**SOURCE RECORDS:**
=======

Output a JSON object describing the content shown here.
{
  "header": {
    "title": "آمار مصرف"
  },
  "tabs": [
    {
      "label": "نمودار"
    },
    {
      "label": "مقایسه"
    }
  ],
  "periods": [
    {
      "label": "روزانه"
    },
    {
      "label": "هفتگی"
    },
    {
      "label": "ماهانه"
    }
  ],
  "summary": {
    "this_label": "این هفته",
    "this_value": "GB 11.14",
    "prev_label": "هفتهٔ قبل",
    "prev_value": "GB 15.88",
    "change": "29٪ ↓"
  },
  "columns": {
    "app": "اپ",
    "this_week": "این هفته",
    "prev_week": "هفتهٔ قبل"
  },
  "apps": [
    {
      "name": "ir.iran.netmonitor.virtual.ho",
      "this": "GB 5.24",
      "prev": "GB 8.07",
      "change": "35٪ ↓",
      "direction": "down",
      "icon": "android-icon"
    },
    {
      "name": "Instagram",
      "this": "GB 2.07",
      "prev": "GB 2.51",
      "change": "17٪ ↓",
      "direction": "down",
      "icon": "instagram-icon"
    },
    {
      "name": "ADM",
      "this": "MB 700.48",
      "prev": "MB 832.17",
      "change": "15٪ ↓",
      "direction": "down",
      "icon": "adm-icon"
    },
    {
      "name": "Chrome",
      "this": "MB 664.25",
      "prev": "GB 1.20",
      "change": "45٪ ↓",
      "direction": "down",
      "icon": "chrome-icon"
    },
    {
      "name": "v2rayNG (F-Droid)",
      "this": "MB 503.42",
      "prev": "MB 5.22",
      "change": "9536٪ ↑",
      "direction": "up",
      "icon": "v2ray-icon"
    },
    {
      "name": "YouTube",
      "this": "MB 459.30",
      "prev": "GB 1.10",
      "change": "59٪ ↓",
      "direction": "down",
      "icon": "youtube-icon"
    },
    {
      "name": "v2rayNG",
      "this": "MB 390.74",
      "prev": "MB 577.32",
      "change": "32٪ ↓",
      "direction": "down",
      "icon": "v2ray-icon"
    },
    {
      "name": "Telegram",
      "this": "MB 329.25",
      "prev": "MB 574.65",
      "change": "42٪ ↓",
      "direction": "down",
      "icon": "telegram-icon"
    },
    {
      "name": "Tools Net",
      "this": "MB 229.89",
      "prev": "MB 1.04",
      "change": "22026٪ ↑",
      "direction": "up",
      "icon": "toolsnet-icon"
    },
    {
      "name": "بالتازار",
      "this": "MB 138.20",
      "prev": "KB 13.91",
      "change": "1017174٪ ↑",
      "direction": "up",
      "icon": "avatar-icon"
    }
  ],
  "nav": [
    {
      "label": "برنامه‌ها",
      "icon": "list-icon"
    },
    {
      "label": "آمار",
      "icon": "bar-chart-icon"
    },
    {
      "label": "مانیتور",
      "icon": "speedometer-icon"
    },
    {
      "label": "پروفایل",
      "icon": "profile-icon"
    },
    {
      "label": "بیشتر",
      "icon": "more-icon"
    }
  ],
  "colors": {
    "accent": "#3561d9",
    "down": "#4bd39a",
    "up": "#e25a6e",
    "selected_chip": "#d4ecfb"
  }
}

=======

**CHALLENGE:** Working from the material above, retype it in its entirety without change.

**RESPONSE TO THIS EXERCISE:**
Output a JSON object describing the content shown here.
{
  "header": {
    "title": "آمار مصرف"
  },
  "tabs": [
    {
      "label": "نمودار"
    },
    {
      "label": "مقایسه"
    }
  ],
  "periods": [
    {
      "label": "روزانه"
    },
    {
      "label": "هفتگی"
    },
    {
      "label": "ماهانه"
    }
  ],
  "summary": {
    "this_label": "این هفته",
    "this_value": "GB 11.14",
    "prev_label": "هفتهٔ قبل",
    "prev_value": "GB 15.88",
    "change": "29٪ ↓"
  },
  "columns": {
    "app": "اپ",
    "this_week": "این هفته",
    "prev_week": "هفتهٔ قبل"
  },
  "apps": [
    {
      "name": "ir.iran.netmonitor.virtual.ho",
      "this": "GB 5.24",
      "prev": "GB 8.07",
      "change": "35٪ ↓",
      "direction": "down",
      "icon": "android-icon"
    },
    {
      "name": "Instagram",
      "this": "GB 2.07",
      "prev": "GB 2.51",
      "change": "17٪ ↓",
      "direction": "down",
      "icon": "instagram-icon"
    },
    {
      "name": "ADM",
      "this": "MB 700.48",
      "prev": "MB 832.17",
      "change": "15٪ ↓",
      "direction": "down",
      "icon": "adm-icon"
    },
    {
      "name": "Chrome",
      "this": "MB 664.25",
      "prev": "GB 1.20",
      "change": "45٪ ↓",
      "direction": "down",
      "icon": "chrome-icon"
    },
    {
      "name": "v2rayNG (F-Droid)",
      "this": "MB 503.42",
      "prev": "MB 5.22",
      "change": "9536٪ ↑",
      "direction": "up",
      "icon": "v2ray-icon"
    },
    {
      "name": "YouTube",
      "this": "MB 459.30",
      "prev": "GB 1.10",
      "change": "59٪ ↓",
      "direction": "down",
      "icon": "youtube-icon"
    },
    {
      "name": "v2rayNG",
      "this": "MB 390.74",
      "prev": "MB 577.32",
      "change": "32٪ ↓",
      "direction": "down",
      "icon": "v2ray-icon"
    },
    {
      "name": "Telegram",
      "this": "MB 329.25",
      "prev": "MB 574.65",
      "change": "42٪ ↓",
      "direction": "down",
      "icon": "telegram-icon"
    },
    {
      "name": "Tools Net",
      "this": "MB 229.89",
      "prev": "MB 1.04",
      "change": "22026٪ ↑",
      "direction": "up",
      "icon": "toolsnet-icon"
    },
    {
      "name": "بالتازار",
      "this": "MB 138.20",
      "prev": "KB 13.91",
      "change": "1017174٪ ↑",
      "direction": "up",
      "icon": "avatar-icon"
    }
  ],
  "nav": [
    {
      "label": "برنامه‌ها",
      "icon": "list-icon"
    },
    {
      "label": "آمار",
      "icon": "bar-chart-icon"
    },
    {
      "label": "مانیتور",
      "icon": "speedometer-icon"
    },
    {
      "label": "پروفایل",
      "icon": "profile-icon"
    },
    {
      "label": "بیشتر",
      "icon": "more-icon"
    }
  ],
  "colors": {
    "accent": "#3561d9",
    "down": "#4bd39a",
    "up": "#e25a6e",
    "selected_chip": "#d4ecfb"
  }
}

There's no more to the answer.